• **SHORT TASK**:
Put the part of the listing below that opens with the line containing "East -4cm bbox=[220, 289, 228, 295]" and closes with the line containing "CO2N_3 bbox=[434, 224, 442, 229]" into a JSON list of strings. Use one string per line, include both end lines, and omit any blank lines.

#####

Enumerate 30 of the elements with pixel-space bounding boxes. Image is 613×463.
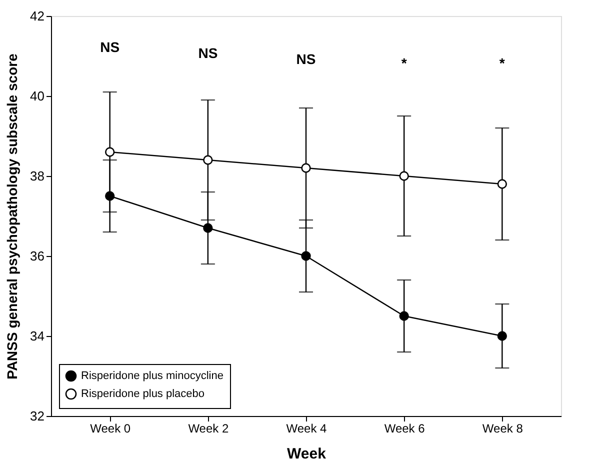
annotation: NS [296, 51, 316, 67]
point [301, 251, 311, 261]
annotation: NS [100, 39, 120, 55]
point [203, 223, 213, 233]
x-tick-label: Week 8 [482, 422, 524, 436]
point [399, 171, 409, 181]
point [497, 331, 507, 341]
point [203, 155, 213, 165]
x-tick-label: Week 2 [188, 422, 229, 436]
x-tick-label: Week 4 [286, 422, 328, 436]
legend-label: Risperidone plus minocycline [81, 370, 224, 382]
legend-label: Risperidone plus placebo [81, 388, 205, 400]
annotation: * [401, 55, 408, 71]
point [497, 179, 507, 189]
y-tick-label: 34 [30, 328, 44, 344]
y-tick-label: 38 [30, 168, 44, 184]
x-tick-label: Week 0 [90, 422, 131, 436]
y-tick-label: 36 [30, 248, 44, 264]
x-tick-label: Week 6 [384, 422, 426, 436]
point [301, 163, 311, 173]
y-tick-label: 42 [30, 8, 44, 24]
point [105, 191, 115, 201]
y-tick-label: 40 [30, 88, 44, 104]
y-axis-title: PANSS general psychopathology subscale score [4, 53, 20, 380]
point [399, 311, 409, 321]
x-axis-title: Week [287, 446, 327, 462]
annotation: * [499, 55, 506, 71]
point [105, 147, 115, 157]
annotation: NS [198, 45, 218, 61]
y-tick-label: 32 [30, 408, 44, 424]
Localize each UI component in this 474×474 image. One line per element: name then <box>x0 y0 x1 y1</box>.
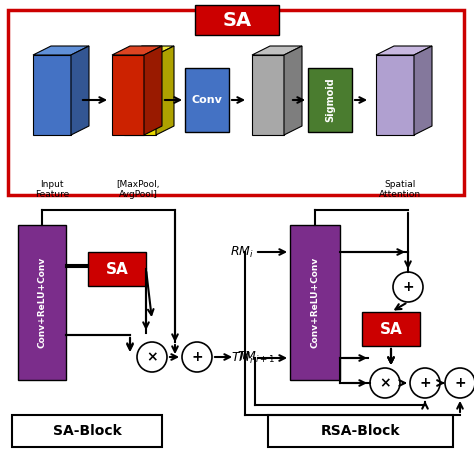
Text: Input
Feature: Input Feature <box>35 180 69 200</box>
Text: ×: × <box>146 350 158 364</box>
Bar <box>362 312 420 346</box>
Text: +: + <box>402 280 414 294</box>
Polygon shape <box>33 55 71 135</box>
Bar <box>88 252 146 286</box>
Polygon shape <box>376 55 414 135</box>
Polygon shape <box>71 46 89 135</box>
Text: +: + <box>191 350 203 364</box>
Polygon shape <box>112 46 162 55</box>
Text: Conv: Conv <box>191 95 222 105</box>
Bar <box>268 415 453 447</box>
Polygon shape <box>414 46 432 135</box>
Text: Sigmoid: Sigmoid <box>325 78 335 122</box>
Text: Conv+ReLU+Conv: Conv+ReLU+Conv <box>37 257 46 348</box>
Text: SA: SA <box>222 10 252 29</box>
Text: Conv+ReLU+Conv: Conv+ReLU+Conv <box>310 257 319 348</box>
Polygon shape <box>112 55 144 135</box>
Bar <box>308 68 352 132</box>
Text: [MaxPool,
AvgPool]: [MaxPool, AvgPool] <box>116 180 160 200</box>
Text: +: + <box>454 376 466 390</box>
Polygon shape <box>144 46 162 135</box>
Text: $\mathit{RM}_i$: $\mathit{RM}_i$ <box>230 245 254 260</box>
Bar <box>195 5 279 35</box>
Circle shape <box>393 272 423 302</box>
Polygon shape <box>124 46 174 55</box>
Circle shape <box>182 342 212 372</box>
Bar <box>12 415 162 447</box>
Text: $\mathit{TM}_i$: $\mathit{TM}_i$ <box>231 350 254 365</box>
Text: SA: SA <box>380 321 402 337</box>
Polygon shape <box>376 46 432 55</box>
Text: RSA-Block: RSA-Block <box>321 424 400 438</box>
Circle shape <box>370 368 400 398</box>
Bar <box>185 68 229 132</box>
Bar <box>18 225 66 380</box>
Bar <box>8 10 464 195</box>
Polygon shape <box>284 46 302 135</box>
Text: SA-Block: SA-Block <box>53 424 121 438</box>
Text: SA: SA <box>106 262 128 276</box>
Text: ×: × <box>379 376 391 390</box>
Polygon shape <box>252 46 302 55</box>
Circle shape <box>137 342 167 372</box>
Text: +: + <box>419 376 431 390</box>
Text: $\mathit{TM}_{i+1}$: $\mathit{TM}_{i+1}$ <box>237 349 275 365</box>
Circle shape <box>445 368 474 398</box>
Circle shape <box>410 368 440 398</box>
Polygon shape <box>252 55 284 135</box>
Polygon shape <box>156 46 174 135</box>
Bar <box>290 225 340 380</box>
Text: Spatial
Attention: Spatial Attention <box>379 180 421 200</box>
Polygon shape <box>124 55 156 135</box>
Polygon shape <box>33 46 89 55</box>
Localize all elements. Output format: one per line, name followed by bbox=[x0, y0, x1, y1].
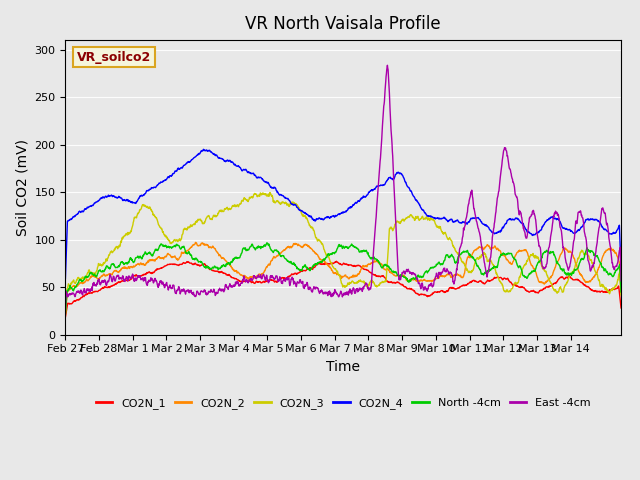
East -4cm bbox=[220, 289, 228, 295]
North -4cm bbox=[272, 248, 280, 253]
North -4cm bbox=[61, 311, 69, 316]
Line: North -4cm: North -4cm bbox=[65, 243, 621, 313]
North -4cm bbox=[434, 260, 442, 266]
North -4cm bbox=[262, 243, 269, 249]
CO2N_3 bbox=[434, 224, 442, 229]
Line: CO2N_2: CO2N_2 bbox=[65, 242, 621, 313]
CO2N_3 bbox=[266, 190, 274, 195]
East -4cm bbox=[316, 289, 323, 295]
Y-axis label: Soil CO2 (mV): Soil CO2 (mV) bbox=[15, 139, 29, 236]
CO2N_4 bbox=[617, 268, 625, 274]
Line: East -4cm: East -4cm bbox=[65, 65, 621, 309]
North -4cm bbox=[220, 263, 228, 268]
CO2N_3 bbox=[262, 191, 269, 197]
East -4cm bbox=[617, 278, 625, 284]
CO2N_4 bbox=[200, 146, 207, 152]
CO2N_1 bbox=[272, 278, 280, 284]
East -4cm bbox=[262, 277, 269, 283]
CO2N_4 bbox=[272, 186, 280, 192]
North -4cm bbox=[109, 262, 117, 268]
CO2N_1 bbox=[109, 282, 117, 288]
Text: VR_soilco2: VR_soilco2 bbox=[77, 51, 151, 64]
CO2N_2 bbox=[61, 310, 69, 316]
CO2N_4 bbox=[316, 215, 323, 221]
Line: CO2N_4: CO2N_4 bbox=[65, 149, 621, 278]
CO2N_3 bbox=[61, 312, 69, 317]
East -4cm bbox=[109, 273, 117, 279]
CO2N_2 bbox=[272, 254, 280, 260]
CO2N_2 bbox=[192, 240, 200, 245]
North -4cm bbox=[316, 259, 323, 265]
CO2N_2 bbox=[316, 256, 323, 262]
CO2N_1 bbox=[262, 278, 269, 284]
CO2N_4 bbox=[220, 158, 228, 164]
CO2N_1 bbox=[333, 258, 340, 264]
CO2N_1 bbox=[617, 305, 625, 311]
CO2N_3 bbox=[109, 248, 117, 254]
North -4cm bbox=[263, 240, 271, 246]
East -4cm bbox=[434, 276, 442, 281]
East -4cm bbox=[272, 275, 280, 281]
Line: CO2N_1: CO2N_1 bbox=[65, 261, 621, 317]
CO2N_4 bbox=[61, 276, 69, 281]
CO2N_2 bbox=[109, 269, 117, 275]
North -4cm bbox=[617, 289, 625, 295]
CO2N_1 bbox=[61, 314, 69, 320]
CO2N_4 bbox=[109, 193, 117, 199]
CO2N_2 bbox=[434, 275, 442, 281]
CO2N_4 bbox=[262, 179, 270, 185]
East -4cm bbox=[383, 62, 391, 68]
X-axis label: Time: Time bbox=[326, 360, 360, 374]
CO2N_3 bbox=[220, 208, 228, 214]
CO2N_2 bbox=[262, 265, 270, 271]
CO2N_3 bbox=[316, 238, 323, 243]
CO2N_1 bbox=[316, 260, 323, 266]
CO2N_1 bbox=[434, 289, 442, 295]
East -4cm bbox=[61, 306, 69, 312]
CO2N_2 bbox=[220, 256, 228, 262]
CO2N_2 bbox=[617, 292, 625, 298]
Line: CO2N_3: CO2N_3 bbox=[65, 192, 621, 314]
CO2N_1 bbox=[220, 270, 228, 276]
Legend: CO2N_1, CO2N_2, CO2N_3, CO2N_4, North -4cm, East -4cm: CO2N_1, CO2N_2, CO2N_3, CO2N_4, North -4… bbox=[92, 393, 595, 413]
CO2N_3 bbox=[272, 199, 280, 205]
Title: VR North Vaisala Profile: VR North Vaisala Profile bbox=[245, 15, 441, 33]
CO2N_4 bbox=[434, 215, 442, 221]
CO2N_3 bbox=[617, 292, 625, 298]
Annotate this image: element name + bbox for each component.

#####

• **EXPECTED ANSWER**:
[
  "East -4cm bbox=[220, 289, 228, 295]",
  "North -4cm bbox=[272, 248, 280, 253]",
  "North -4cm bbox=[61, 311, 69, 316]",
  "Line: North -4cm: North -4cm bbox=[65, 243, 621, 313]",
  "North -4cm bbox=[434, 260, 442, 266]",
  "North -4cm bbox=[262, 243, 269, 249]",
  "CO2N_3 bbox=[434, 224, 442, 229]"
]